GIVEN EXERCISE: Copy out all the lines where "IvyPanda" shows up.

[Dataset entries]
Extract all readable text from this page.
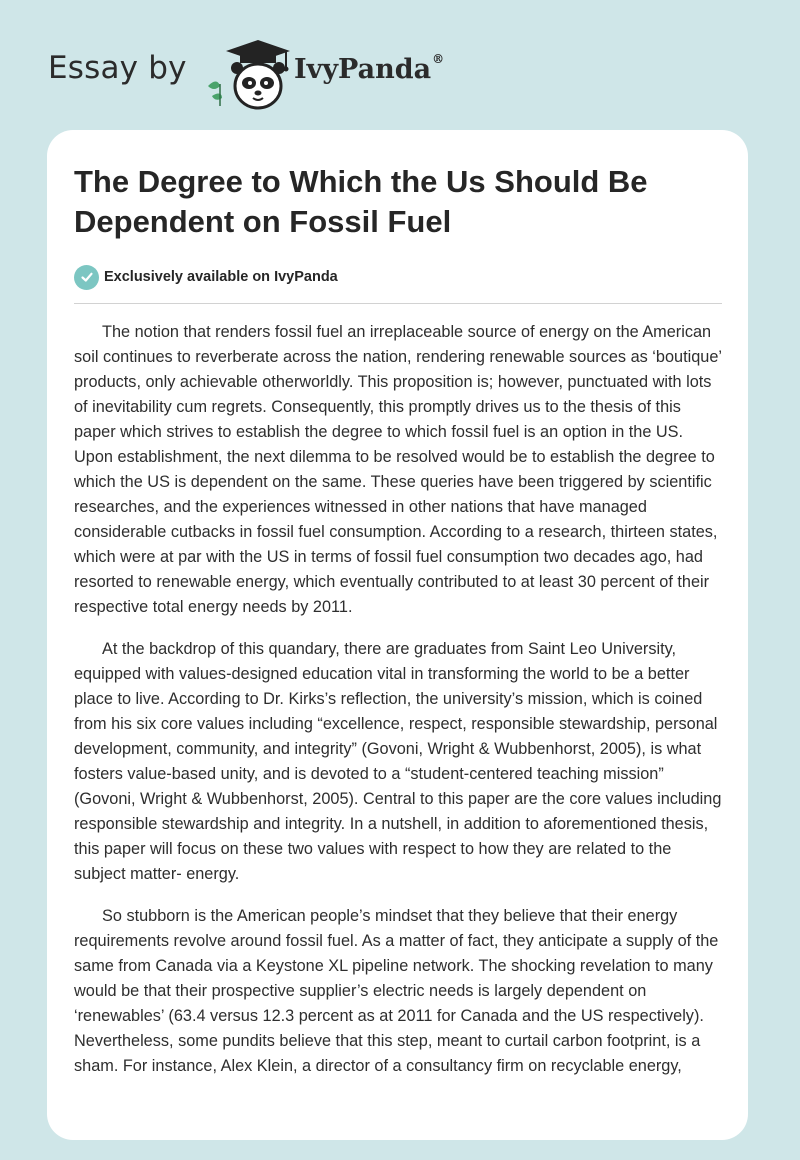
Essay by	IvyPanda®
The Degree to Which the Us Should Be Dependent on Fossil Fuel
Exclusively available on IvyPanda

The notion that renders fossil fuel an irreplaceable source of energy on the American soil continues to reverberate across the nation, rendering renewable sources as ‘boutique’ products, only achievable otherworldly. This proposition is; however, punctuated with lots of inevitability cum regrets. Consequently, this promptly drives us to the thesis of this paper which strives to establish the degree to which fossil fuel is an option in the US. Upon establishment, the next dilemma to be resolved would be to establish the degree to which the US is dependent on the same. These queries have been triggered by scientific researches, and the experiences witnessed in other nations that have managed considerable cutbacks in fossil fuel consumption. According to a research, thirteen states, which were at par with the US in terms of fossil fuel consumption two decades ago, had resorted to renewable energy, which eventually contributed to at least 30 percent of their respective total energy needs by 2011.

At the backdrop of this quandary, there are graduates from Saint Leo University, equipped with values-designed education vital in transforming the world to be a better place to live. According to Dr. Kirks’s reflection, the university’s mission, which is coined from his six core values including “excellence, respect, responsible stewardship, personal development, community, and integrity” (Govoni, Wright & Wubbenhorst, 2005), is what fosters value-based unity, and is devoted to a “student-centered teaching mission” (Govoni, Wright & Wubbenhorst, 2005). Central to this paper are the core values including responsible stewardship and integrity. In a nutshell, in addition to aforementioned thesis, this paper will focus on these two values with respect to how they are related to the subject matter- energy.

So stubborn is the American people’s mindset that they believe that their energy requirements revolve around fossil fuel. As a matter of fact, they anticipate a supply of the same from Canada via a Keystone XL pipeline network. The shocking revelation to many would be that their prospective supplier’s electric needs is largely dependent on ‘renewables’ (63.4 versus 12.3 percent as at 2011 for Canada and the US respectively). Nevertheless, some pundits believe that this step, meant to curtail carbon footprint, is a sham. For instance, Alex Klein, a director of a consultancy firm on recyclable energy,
* * *
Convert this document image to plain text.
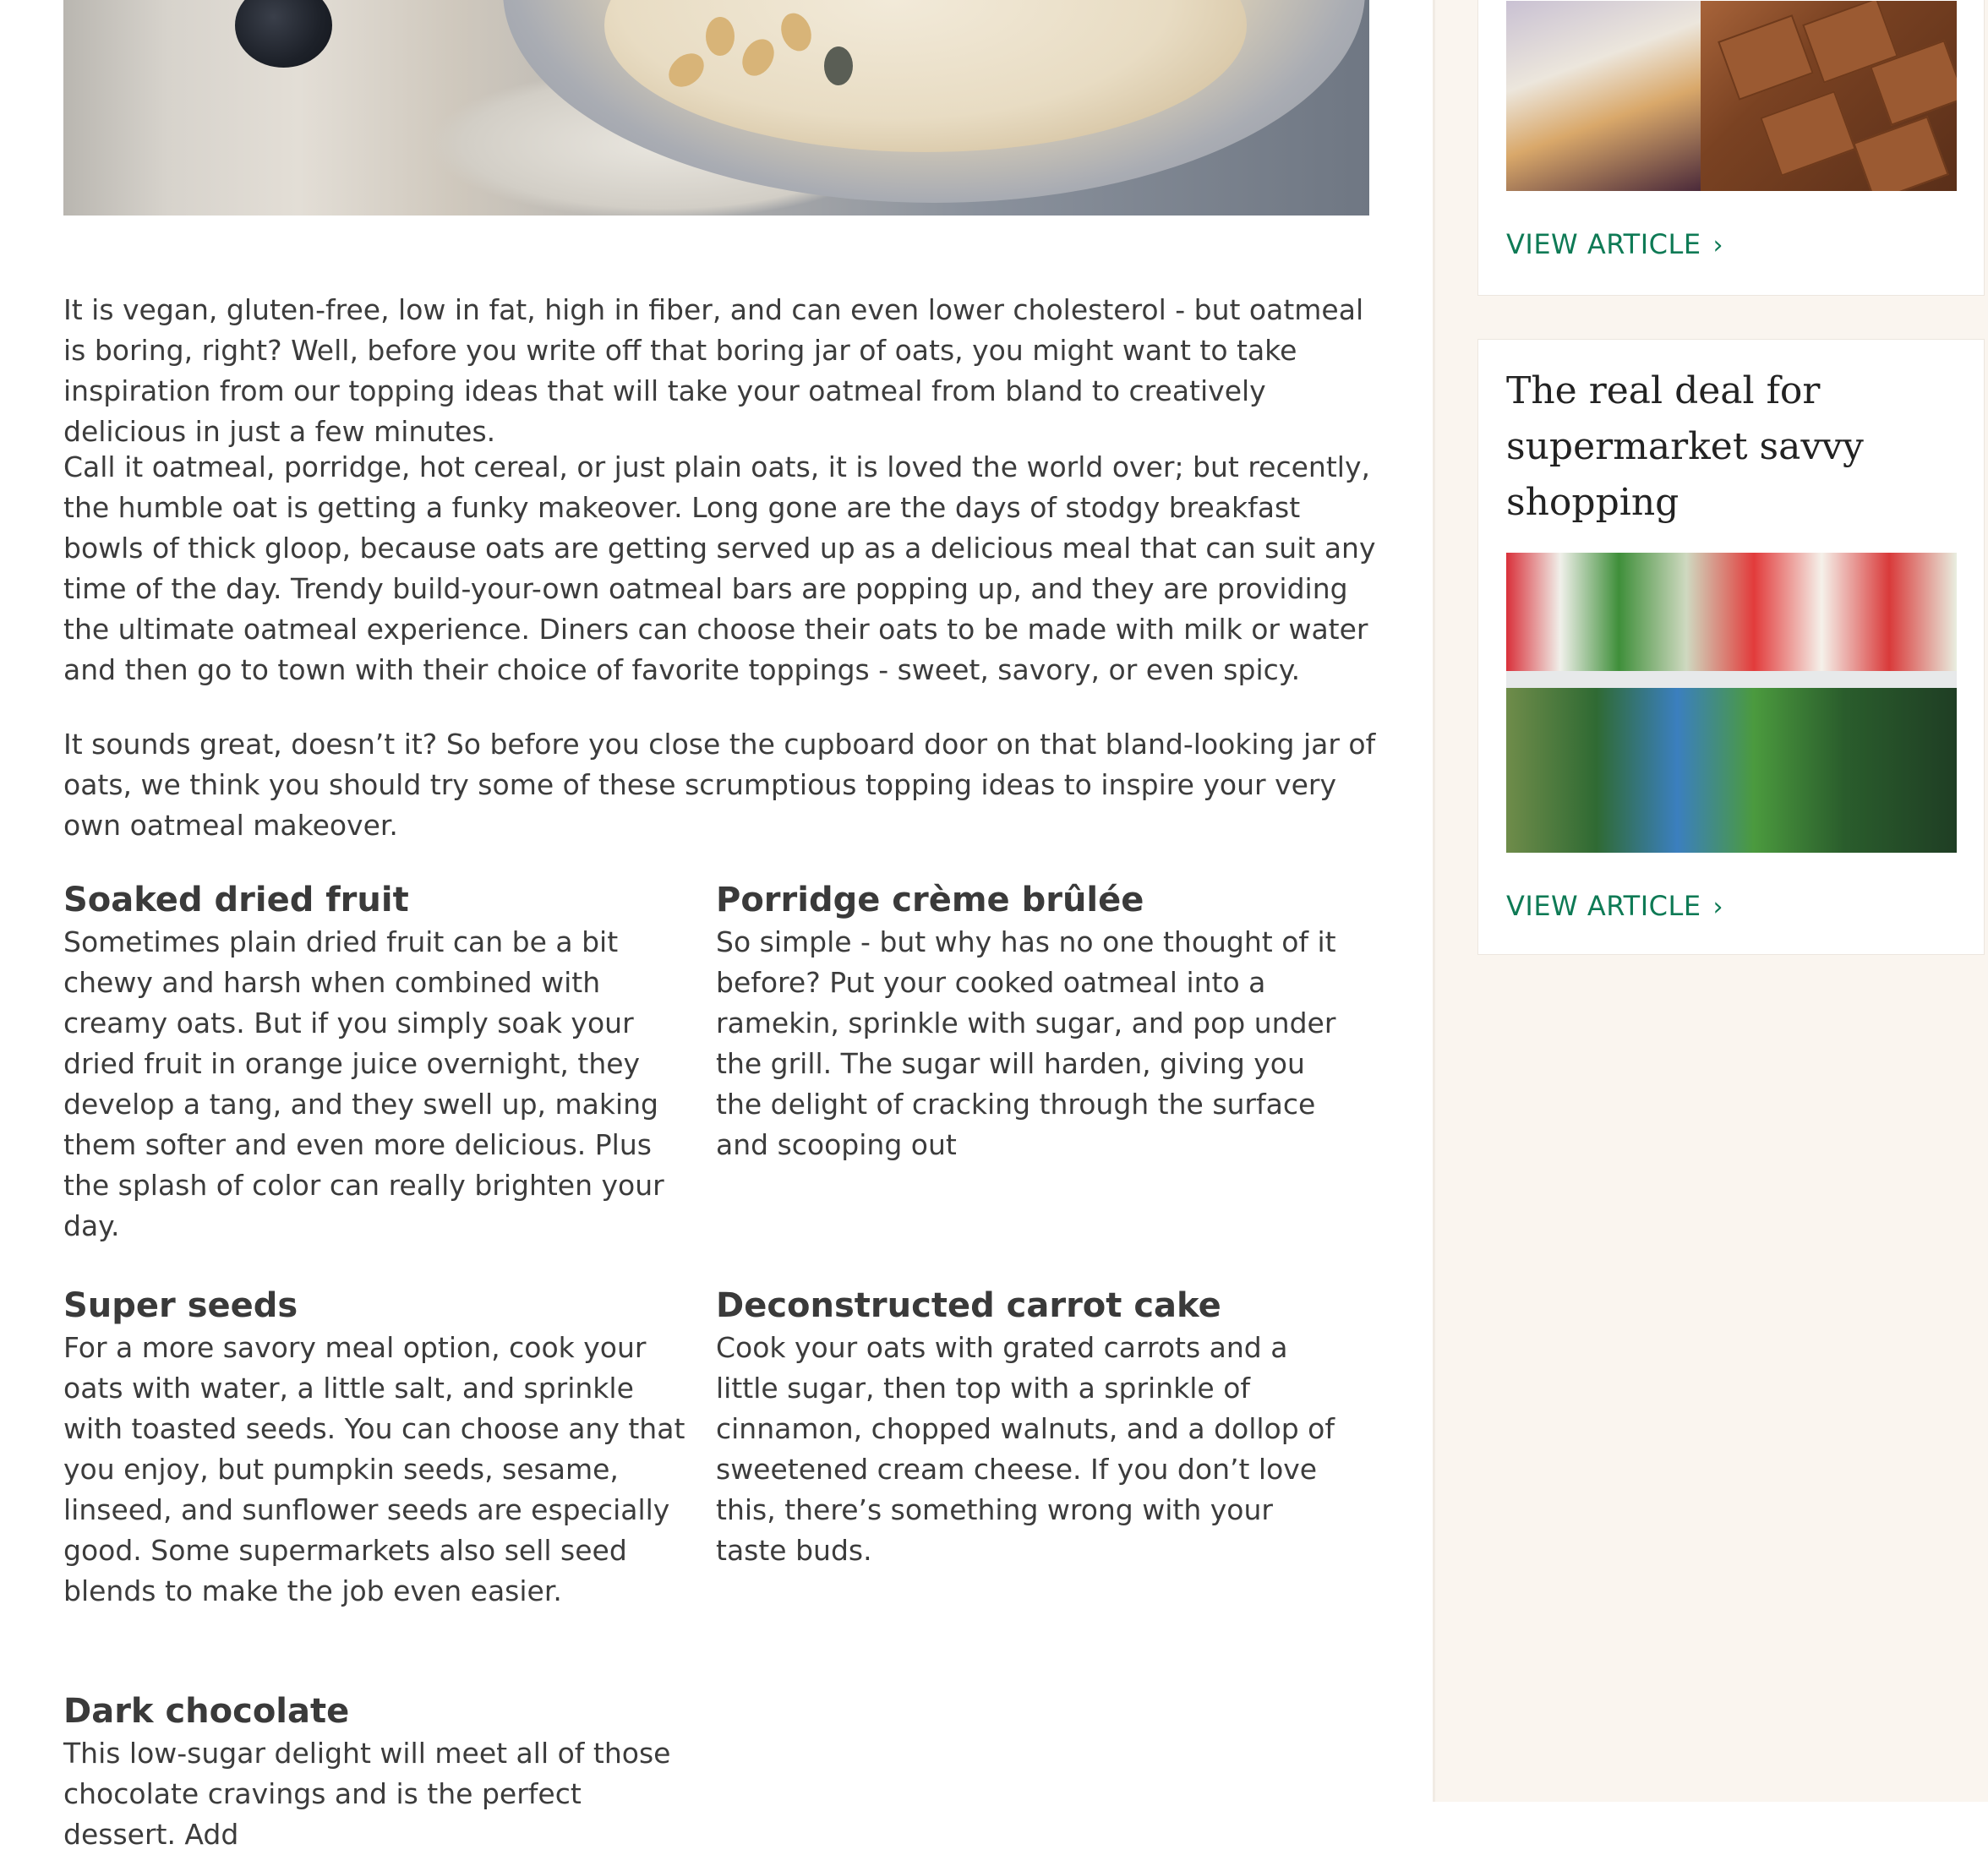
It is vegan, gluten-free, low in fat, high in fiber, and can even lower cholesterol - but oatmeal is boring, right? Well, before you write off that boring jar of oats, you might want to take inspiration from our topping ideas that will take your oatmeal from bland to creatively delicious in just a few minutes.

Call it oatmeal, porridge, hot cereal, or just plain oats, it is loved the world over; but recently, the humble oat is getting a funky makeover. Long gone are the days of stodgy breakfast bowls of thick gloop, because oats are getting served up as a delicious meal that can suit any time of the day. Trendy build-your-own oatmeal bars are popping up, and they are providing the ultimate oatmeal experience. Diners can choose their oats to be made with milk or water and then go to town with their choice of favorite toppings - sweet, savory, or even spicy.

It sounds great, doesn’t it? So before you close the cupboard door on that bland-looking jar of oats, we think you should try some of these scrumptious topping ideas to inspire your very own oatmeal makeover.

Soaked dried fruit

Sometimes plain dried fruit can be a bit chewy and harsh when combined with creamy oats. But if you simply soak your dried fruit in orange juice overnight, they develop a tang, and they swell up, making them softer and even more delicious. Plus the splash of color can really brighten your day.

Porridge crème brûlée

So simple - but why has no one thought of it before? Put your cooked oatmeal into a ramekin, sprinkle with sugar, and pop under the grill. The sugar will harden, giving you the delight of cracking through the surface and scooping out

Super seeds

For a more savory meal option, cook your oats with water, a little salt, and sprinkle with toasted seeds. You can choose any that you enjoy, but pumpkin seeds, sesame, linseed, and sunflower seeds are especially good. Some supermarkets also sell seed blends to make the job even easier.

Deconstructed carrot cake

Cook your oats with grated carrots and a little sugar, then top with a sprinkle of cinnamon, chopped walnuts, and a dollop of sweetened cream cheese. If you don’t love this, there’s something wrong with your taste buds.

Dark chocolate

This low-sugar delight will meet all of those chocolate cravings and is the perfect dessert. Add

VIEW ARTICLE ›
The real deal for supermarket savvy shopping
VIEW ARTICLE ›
* * *
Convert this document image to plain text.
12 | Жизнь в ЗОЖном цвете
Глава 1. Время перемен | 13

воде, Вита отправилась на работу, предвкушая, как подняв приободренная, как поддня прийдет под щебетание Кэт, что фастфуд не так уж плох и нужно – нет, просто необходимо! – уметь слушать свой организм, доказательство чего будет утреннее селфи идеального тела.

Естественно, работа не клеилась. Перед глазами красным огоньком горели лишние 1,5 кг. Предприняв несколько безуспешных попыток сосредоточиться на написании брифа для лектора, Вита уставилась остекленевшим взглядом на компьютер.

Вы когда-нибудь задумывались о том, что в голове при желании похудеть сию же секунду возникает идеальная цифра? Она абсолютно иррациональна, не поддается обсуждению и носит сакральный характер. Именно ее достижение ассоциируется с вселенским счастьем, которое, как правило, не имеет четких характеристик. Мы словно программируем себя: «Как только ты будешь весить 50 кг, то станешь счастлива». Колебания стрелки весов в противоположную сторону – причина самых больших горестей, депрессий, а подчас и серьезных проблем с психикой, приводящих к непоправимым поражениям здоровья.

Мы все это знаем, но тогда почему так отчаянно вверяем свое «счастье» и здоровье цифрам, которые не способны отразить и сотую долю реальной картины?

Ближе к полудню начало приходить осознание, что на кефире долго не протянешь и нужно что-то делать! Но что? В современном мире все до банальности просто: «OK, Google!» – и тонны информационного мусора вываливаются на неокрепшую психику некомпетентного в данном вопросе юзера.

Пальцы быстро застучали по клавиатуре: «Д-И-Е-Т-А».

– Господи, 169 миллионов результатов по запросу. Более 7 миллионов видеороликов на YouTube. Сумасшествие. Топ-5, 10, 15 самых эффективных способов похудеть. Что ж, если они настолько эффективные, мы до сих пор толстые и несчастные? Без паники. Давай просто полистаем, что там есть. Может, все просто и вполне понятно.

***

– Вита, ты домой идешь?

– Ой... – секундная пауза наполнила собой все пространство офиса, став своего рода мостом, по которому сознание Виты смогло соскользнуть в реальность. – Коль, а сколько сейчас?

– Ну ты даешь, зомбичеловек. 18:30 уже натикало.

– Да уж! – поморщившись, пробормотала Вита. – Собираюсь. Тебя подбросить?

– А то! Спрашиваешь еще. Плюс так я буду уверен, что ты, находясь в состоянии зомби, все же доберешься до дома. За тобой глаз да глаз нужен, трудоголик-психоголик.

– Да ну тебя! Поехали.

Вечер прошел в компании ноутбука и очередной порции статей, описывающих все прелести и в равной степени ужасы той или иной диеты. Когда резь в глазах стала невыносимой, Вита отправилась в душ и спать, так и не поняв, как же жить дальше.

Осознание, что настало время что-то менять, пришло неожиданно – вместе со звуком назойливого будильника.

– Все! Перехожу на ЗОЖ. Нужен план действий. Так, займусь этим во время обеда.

TASK OUTPUT:
Essay by	IvyPanda®
Exclusively available on IvyPanda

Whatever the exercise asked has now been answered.